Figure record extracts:
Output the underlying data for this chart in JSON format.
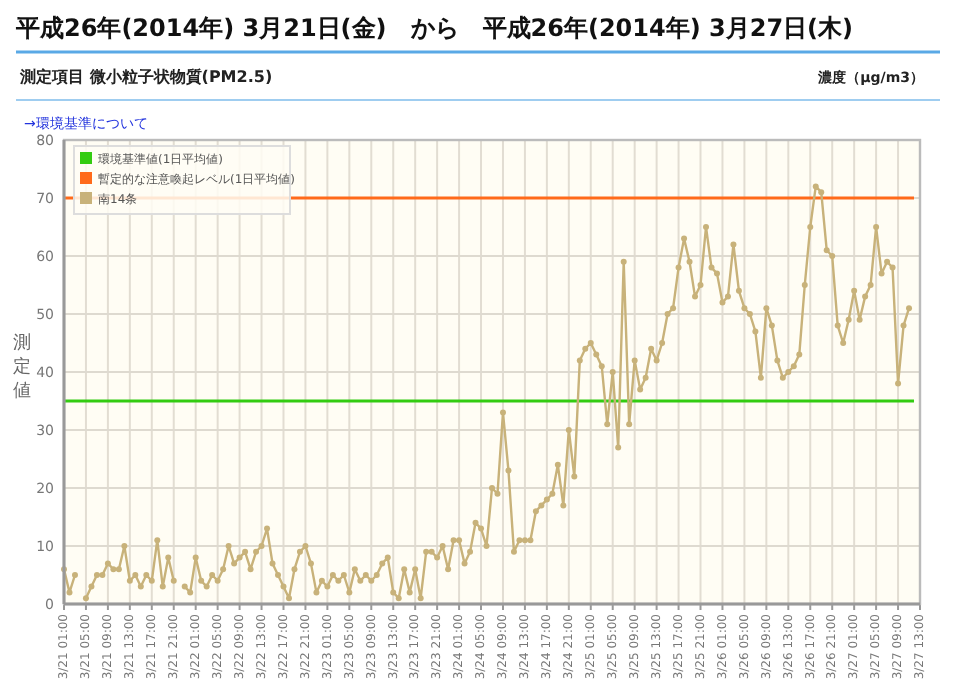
{
  "chart_data": {
    "type": "line",
    "title": "平成26年(2014年) 3月21日(金)　から　平成26年(2014年) 3月27日(木)",
    "subtitle": "測定項目 微小粒子状物質(PM2.5)",
    "annotations": [
      "濃度（μg/m3）",
      "→環境基準について"
    ],
    "ylabel": "測定値",
    "categories": [
      "3/21 01:00",
      null,
      null,
      null,
      "3/21 05:00",
      null,
      null,
      null,
      "3/21 09:00",
      null,
      null,
      null,
      "3/21 13:00",
      null,
      null,
      null,
      "3/21 17:00",
      null,
      null,
      null,
      "3/21 21:00",
      null,
      null,
      null,
      "3/22 01:00",
      null,
      null,
      null,
      "3/22 05:00",
      null,
      null,
      null,
      "3/22 09:00",
      null,
      null,
      null,
      "3/22 13:00",
      null,
      null,
      null,
      "3/22 17:00",
      null,
      null,
      null,
      "3/22 21:00",
      null,
      null,
      null,
      "3/23 01:00",
      null,
      null,
      null,
      "3/23 05:00",
      null,
      null,
      null,
      "3/23 09:00",
      null,
      null,
      null,
      "3/23 13:00",
      null,
      null,
      null,
      "3/23 17:00",
      null,
      null,
      null,
      "3/23 21:00",
      null,
      null,
      null,
      "3/24 01:00",
      null,
      null,
      null,
      "3/24 05:00",
      null,
      null,
      null,
      "3/24 09:00",
      null,
      null,
      null,
      "3/24 13:00",
      null,
      null,
      null,
      "3/24 17:00",
      null,
      null,
      null,
      "3/24 21:00",
      null,
      null,
      null,
      "3/25 01:00",
      null,
      null,
      null,
      "3/25 05:00",
      null,
      null,
      null,
      "3/25 09:00",
      null,
      null,
      null,
      "3/25 13:00",
      null,
      null,
      null,
      "3/25 17:00",
      null,
      null,
      null,
      "3/25 21:00",
      null,
      null,
      null,
      "3/26 01:00",
      null,
      null,
      null,
      "3/26 05:00",
      null,
      null,
      null,
      "3/26 09:00",
      null,
      null,
      null,
      "3/26 13:00",
      null,
      null,
      null,
      "3/26 17:00",
      null,
      null,
      null,
      "3/26 21:00",
      null,
      null,
      null,
      "3/27 01:00",
      null,
      null,
      null,
      "3/27 05:00",
      null,
      null,
      null,
      "3/27 09:00",
      null,
      null,
      null,
      "3/27 13:00"
    ],
    "series": [
      {
        "name": "南14条",
        "color": "#c8b27a",
        "values": [
          6,
          2,
          5,
          null,
          1,
          3,
          5,
          5,
          7,
          6,
          6,
          10,
          4,
          5,
          3,
          5,
          4,
          11,
          3,
          8,
          4,
          null,
          3,
          2,
          8,
          4,
          3,
          5,
          4,
          6,
          10,
          7,
          8,
          9,
          6,
          9,
          10,
          13,
          7,
          5,
          3,
          1,
          6,
          9,
          10,
          7,
          2,
          4,
          3,
          5,
          4,
          5,
          2,
          6,
          4,
          5,
          4,
          5,
          7,
          8,
          2,
          1,
          6,
          2,
          6,
          1,
          9,
          9,
          8,
          10,
          6,
          11,
          11,
          7,
          9,
          14,
          13,
          10,
          20,
          19,
          33,
          23,
          9,
          11,
          11,
          11,
          16,
          17,
          18,
          19,
          24,
          17,
          30,
          22,
          42,
          44,
          45,
          43,
          41,
          31,
          40,
          27,
          59,
          31,
          42,
          37,
          39,
          44,
          42,
          45,
          50,
          51,
          58,
          63,
          59,
          53,
          55,
          65,
          58,
          57,
          52,
          53,
          62,
          54,
          51,
          50,
          47,
          39,
          51,
          48,
          42,
          39,
          40,
          41,
          43,
          55,
          65,
          72,
          71,
          61,
          60,
          48,
          45,
          49,
          54,
          49,
          53,
          55,
          65,
          57,
          59,
          58,
          38,
          48,
          51,
          null,
          null
        ]
      }
    ],
    "ylim": [
      0,
      80
    ],
    "yticks": [
      0,
      10,
      20,
      30,
      40,
      50,
      60,
      70,
      80
    ],
    "ref_lines": [
      {
        "axis": "y",
        "value": 35,
        "label": "環境基準値(1日平均値)",
        "color": "#33cc11"
      },
      {
        "axis": "y",
        "value": 70,
        "label": "暫定的な注意喚起レベル(1日平均値)",
        "color": "#ff6a1a"
      }
    ],
    "grid": true,
    "legend": "top left",
    "marker": "circle",
    "line_style": "solid"
  }
}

WRITTEN REQUEST » Leaving aside the images, write out the entries above word for word.

EXERCISE OUTPUT »
Output the underlying data for this chart in JSON format.
{
  "chart_data": {
    "type": "line",
    "title": "平成26年(2014年) 3月21日(金)　から　平成26年(2014年) 3月27日(木)",
    "subtitle": "測定項目 微小粒子状物質(PM2.5)",
    "annotations": [
      "濃度（μg/m3）",
      "→環境基準について"
    ],
    "ylabel": "測定値",
    "categories": [
      "3/21 01:00",
      null,
      null,
      null,
      "3/21 05:00",
      null,
      null,
      null,
      "3/21 09:00",
      null,
      null,
      null,
      "3/21 13:00",
      null,
      null,
      null,
      "3/21 17:00",
      null,
      null,
      null,
      "3/21 21:00",
      null,
      null,
      null,
      "3/22 01:00",
      null,
      null,
      null,
      "3/22 05:00",
      null,
      null,
      null,
      "3/22 09:00",
      null,
      null,
      null,
      "3/22 13:00",
      null,
      null,
      null,
      "3/22 17:00",
      null,
      null,
      null,
      "3/22 21:00",
      null,
      null,
      null,
      "3/23 01:00",
      null,
      null,
      null,
      "3/23 05:00",
      null,
      null,
      null,
      "3/23 09:00",
      null,
      null,
      null,
      "3/23 13:00",
      null,
      null,
      null,
      "3/23 17:00",
      null,
      null,
      null,
      "3/23 21:00",
      null,
      null,
      null,
      "3/24 01:00",
      null,
      null,
      null,
      "3/24 05:00",
      null,
      null,
      null,
      "3/24 09:00",
      null,
      null,
      null,
      "3/24 13:00",
      null,
      null,
      null,
      "3/24 17:00",
      null,
      null,
      null,
      "3/24 21:00",
      null,
      null,
      null,
      "3/25 01:00",
      null,
      null,
      null,
      "3/25 05:00",
      null,
      null,
      null,
      "3/25 09:00",
      null,
      null,
      null,
      "3/25 13:00",
      null,
      null,
      null,
      "3/25 17:00",
      null,
      null,
      null,
      "3/25 21:00",
      null,
      null,
      null,
      "3/26 01:00",
      null,
      null,
      null,
      "3/26 05:00",
      null,
      null,
      null,
      "3/26 09:00",
      null,
      null,
      null,
      "3/26 13:00",
      null,
      null,
      null,
      "3/26 17:00",
      null,
      null,
      null,
      "3/26 21:00",
      null,
      null,
      null,
      "3/27 01:00",
      null,
      null,
      null,
      "3/27 05:00",
      null,
      null,
      null,
      "3/27 09:00",
      null,
      null,
      null,
      "3/27 13:00"
    ],
    "series": [
      {
        "name": "南14条",
        "color": "#c8b27a",
        "values": [
          6,
          2,
          5,
          null,
          1,
          3,
          5,
          5,
          7,
          6,
          6,
          10,
          4,
          5,
          3,
          5,
          4,
          11,
          3,
          8,
          4,
          null,
          3,
          2,
          8,
          4,
          3,
          5,
          4,
          6,
          10,
          7,
          8,
          9,
          6,
          9,
          10,
          13,
          7,
          5,
          3,
          1,
          6,
          9,
          10,
          7,
          2,
          4,
          3,
          5,
          4,
          5,
          2,
          6,
          4,
          5,
          4,
          5,
          7,
          8,
          2,
          1,
          6,
          2,
          6,
          1,
          9,
          9,
          8,
          10,
          6,
          11,
          11,
          7,
          9,
          14,
          13,
          10,
          20,
          19,
          33,
          23,
          9,
          11,
          11,
          11,
          16,
          17,
          18,
          19,
          24,
          17,
          30,
          22,
          42,
          44,
          45,
          43,
          41,
          31,
          40,
          27,
          59,
          31,
          42,
          37,
          39,
          44,
          42,
          45,
          50,
          51,
          58,
          63,
          59,
          53,
          55,
          65,
          58,
          57,
          52,
          53,
          62,
          54,
          51,
          50,
          47,
          39,
          51,
          48,
          42,
          39,
          40,
          41,
          43,
          55,
          65,
          72,
          71,
          61,
          60,
          48,
          45,
          49,
          54,
          49,
          53,
          55,
          65,
          57,
          59,
          58,
          38,
          48,
          51,
          null,
          null
        ]
      }
    ],
    "ylim": [
      0,
      80
    ],
    "yticks": [
      0,
      10,
      20,
      30,
      40,
      50,
      60,
      70,
      80
    ],
    "ref_lines": [
      {
        "axis": "y",
        "value": 35,
        "label": "環境基準値(1日平均値)",
        "color": "#33cc11"
      },
      {
        "axis": "y",
        "value": 70,
        "label": "暫定的な注意喚起レベル(1日平均値)",
        "color": "#ff6a1a"
      }
    ],
    "grid": true,
    "legend": "top left",
    "marker": "circle",
    "line_style": "solid"
  }
}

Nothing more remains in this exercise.